= WRITTEN INSTRUCTION =
Rewrite everything in the data from the line containing "section-tabs: Panoramica Camere" down to the line containing "feature-cashback: ◉ Cashback: 80", both included, as a numbered list, leaving out blank lines.

= SUPPLIED MATERIAL =

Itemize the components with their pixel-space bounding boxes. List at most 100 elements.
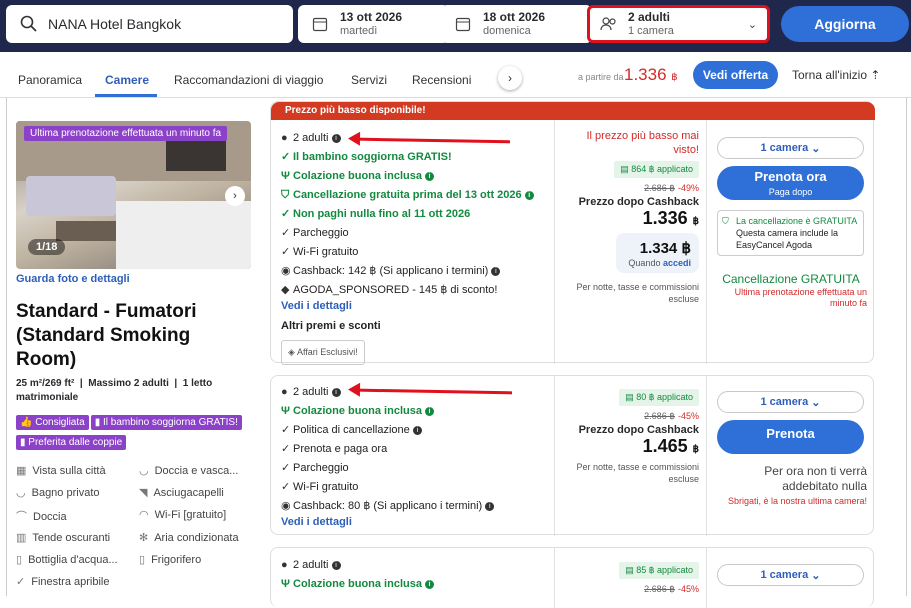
section-tabs: Panoramica Camere Raccomandazioni di via…	[0, 52, 911, 98]
hotel-search-text: NANA Hotel Bangkok	[48, 16, 182, 32]
price-note: Per notte, tasse e commissioni escluse	[576, 282, 699, 304]
info-icon[interactable]: i	[425, 171, 435, 181]
amenity-ac: ✻ Aria condizionata	[139, 531, 239, 544]
login-link[interactable]: accedi	[663, 258, 691, 268]
checkout-field[interactable]: 18 ott 2026 domenica	[441, 5, 592, 43]
amenity-wifi: ◠ Wi-Fi [gratuito]	[139, 508, 226, 521]
login-price: 1.334	[639, 240, 678, 257]
from-label: a partire da	[578, 72, 624, 82]
amenity-label: Finestra apribile	[31, 576, 110, 588]
chip-label: 864 ฿ applicato	[631, 164, 693, 174]
check-icon: ✓	[281, 462, 291, 474]
amenity-private-bath: ◡ Bagno privato	[16, 486, 100, 499]
badge-couples: ▮ Preferita dalle coppie	[16, 435, 127, 450]
feature-cashback: ◉ Cashback: 80 ฿ (Si applicano i termini)…	[281, 497, 495, 516]
feature-child-free: ✓ Il bambino soggiorna GRATIS!	[281, 148, 534, 167]
amenity-label: Aria condizionata	[154, 532, 239, 544]
price-column: ▤ 85 ฿ applicato 2.686 ฿ -45%	[559, 562, 699, 595]
book-button[interactable]: Prenota	[717, 420, 864, 454]
shield-icon: ⛉	[722, 216, 729, 226]
info-icon[interactable]: i	[412, 425, 422, 435]
feature-label: Cancellazione gratuita prima del 13 ott …	[293, 189, 522, 201]
room-count-select[interactable]: 1 camera ⌄	[717, 391, 864, 413]
original-price: 2.686 ฿	[644, 584, 675, 594]
photos-details-link[interactable]: Guarda foto e dettagli	[16, 273, 130, 285]
tab-rooms[interactable]: Camere	[105, 73, 149, 87]
currency: ฿	[681, 240, 691, 257]
feature-label: Wi-Fi gratuito	[293, 246, 359, 258]
badge-label: Preferita dalle coppie	[28, 437, 123, 448]
info-icon[interactable]: i	[331, 133, 341, 143]
exclusive-deals-tag[interactable]: ◈ Affari Esclusivi!	[281, 340, 365, 365]
feature-breakfast: Ψ Colazione buona inclusa i	[281, 167, 534, 186]
amenity-fridge: ▯ Frigorifero	[139, 553, 201, 566]
details-link[interactable]: Vedi i dettagli	[281, 516, 352, 528]
lowest-price-banner: Prezzo più basso disponibile!	[271, 102, 875, 120]
hotel-search-input[interactable]: NANA Hotel Bangkok	[6, 5, 293, 43]
room-count-select[interactable]: 1 camera ⌄	[717, 137, 864, 159]
feature-cancel-policy: ✓ Politica di cancellazione i	[281, 421, 494, 440]
chevron-down-icon: ⌄	[747, 19, 757, 31]
tab-reviews[interactable]: Recensioni	[412, 73, 471, 87]
check-icon: ✓	[281, 246, 291, 258]
check-icon: ✓	[281, 151, 291, 163]
easycancel-title: La cancellazione è GRATUITA	[736, 216, 858, 226]
cashback-chip: ▤ 864 ฿ applicato	[614, 161, 699, 178]
select-label: 1 camera	[760, 569, 809, 581]
feature-adults: ● 2 adulti i	[281, 556, 434, 575]
check-icon: ✓	[281, 208, 291, 220]
view-offer-button[interactable]: Vedi offerta	[693, 61, 778, 89]
amenity-shower: ⌒ Doccia	[16, 508, 67, 524]
back-to-top-link[interactable]: Torna all'inizio ⇡	[792, 68, 880, 82]
photo-counter: 1/18	[28, 239, 66, 255]
chevron-right-icon: ›	[233, 190, 237, 202]
info-icon[interactable]: i	[331, 387, 341, 397]
tabs-scroll-right-button[interactable]: ›	[498, 66, 522, 90]
info-icon[interactable]: i	[485, 501, 495, 511]
tab-recommendations[interactable]: Raccomandazioni di viaggio	[174, 73, 323, 87]
feature-parking: ✓ Parcheggio	[281, 224, 534, 243]
cashback-chip: ▤ 85 ฿ applicato	[619, 562, 699, 579]
info-icon[interactable]: i	[425, 406, 435, 416]
photo-next-button[interactable]: ›	[225, 186, 245, 206]
room-specs: 25 m²/269 ft² | Massimo 2 adulti | 1 let…	[16, 378, 213, 403]
amenity-blackout: ▥ Tende oscuranti	[16, 531, 110, 544]
tag-label: Affari Esclusivi!	[296, 347, 358, 357]
book-sublabel: Paga dopo	[768, 187, 813, 197]
tab-overview[interactable]: Panoramica	[18, 73, 82, 87]
feature-label: Politica di cancellazione	[293, 424, 410, 436]
room-photo[interactable]: Ultima prenotazione effettuata un minuto…	[16, 121, 251, 269]
amenity-label: Bottiglia d'acqua...	[28, 554, 118, 566]
feature-label: 2 adulti	[293, 559, 329, 571]
feature-parking: ✓ Parcheggio	[281, 459, 494, 478]
ticket-icon: ▤	[625, 565, 634, 575]
city-icon: ▦	[16, 465, 27, 477]
checkin-field[interactable]: 13 ott 2026 martedì	[298, 5, 449, 43]
checkin-date: 13 ott 2026	[340, 10, 403, 24]
last-booked-badge: Ultima prenotazione effettuata un minuto…	[24, 126, 228, 141]
amenity-label: Wi-Fi [gratuito]	[154, 509, 227, 521]
info-icon[interactable]: i	[491, 266, 501, 276]
book-now-button[interactable]: Prenota ora Paga dopo	[717, 166, 864, 200]
tab-services[interactable]: Servizi	[351, 73, 387, 87]
guests-selector[interactable]: 2 adulti 1 camera ⌄	[587, 5, 770, 43]
details-link[interactable]: Vedi i dettagli	[281, 300, 352, 312]
chevron-down-icon: ⌄	[811, 142, 821, 155]
original-price: 2.686 ฿	[644, 411, 675, 421]
update-button[interactable]: Aggiorna	[781, 6, 909, 42]
feature-breakfast: Ψ Colazione buona inclusa i	[281, 575, 435, 594]
login-price-box[interactable]: 1.334 ฿ Quando accedi	[616, 233, 699, 273]
shower-icon: ⌒	[16, 511, 27, 523]
currency: ฿	[692, 216, 699, 227]
room-count-select[interactable]: 1 camera ⌄	[717, 564, 864, 586]
feature-label: 2 adulti	[293, 386, 329, 398]
person-icon: ●	[281, 559, 288, 571]
checkin-day: martedì	[340, 25, 378, 37]
feature-label: Colazione buona inclusa	[293, 170, 422, 182]
info-icon[interactable]: i	[425, 579, 435, 589]
feature-breakfast: Ψ Colazione buona inclusa i	[281, 402, 494, 421]
select-label: 1 camera	[760, 396, 809, 408]
info-icon[interactable]: i	[524, 190, 534, 200]
info-icon[interactable]: i	[331, 560, 341, 570]
select-label: 1 camera	[760, 142, 809, 154]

= THE REPLY =
1. section-tabs: Panoramica Camere Raccomandazioni di via…	[0, 52, 911, 98]
2. hotel-search-text: NANA Hotel Bangkok	[48, 16, 182, 32]
3. price-note: Per notte, tasse e commissioni escluse	[576, 282, 699, 304]
4. info-icon[interactable]: i	[425, 171, 435, 181]
5. amenity-ac: ✻ Aria condizionata	[139, 531, 239, 544]
6. login-link[interactable]: accedi	[663, 258, 691, 268]
7. checkout-field[interactable]: 18 ott 2026 domenica	[441, 5, 592, 43]
8. amenity-wifi: ◠ Wi-Fi [gratuito]	[139, 508, 226, 521]
9. login-price: 1.334	[639, 240, 678, 257]
10. from-label: a partire da	[578, 72, 624, 82]
11. amenity-label: Finestra apribile	[31, 576, 110, 588]
12. chip-label: 864 ฿ applicato	[631, 164, 693, 174]
13. check-icon: ✓	[281, 462, 291, 474]
14. amenity-private-bath: ◡ Bagno privato	[16, 486, 100, 499]
15. badge-couples: ▮ Preferita dalle coppie	[16, 435, 127, 450]
16. feature-cashback: ◉ Cashback: 80 ฿ (Si applicano i termini)…	[281, 497, 495, 516]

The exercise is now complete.